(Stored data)
- - - - -
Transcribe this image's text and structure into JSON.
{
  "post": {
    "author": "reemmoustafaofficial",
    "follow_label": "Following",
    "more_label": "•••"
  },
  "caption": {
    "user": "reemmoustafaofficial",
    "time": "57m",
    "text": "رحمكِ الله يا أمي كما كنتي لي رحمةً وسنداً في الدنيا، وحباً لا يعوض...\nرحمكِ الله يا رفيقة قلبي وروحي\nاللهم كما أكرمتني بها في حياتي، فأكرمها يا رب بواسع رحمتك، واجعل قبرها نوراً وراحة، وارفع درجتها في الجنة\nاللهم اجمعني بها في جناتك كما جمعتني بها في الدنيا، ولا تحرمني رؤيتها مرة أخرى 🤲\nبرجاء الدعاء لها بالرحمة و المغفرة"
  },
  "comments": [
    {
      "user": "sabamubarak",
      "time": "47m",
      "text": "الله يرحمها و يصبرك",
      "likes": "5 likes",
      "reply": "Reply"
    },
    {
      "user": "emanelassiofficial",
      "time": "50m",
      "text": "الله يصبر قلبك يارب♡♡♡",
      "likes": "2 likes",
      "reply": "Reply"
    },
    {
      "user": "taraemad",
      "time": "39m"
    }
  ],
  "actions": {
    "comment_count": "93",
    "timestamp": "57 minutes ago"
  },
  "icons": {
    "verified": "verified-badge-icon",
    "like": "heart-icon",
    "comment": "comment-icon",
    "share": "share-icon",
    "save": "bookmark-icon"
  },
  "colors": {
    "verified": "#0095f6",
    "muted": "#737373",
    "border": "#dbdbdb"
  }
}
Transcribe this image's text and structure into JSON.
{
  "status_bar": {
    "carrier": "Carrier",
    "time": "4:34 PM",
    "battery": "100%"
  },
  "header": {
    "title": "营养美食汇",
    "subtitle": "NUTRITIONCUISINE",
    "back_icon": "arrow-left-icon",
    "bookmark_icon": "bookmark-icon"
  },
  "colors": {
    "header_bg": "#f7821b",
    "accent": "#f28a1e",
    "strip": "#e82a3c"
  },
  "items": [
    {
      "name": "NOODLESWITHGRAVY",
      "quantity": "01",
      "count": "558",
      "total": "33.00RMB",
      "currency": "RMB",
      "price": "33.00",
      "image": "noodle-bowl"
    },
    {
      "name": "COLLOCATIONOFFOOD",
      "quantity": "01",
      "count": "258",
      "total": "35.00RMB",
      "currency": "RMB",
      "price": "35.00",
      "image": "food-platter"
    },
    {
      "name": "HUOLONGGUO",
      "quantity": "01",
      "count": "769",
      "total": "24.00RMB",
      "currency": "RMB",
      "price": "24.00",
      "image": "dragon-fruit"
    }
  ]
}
- - - - -
* **PROBLEM DETAILS**
How many of the lines above include the string "verified"? Reply with the number by itself.

* **PROBLEM SOLUTION**
2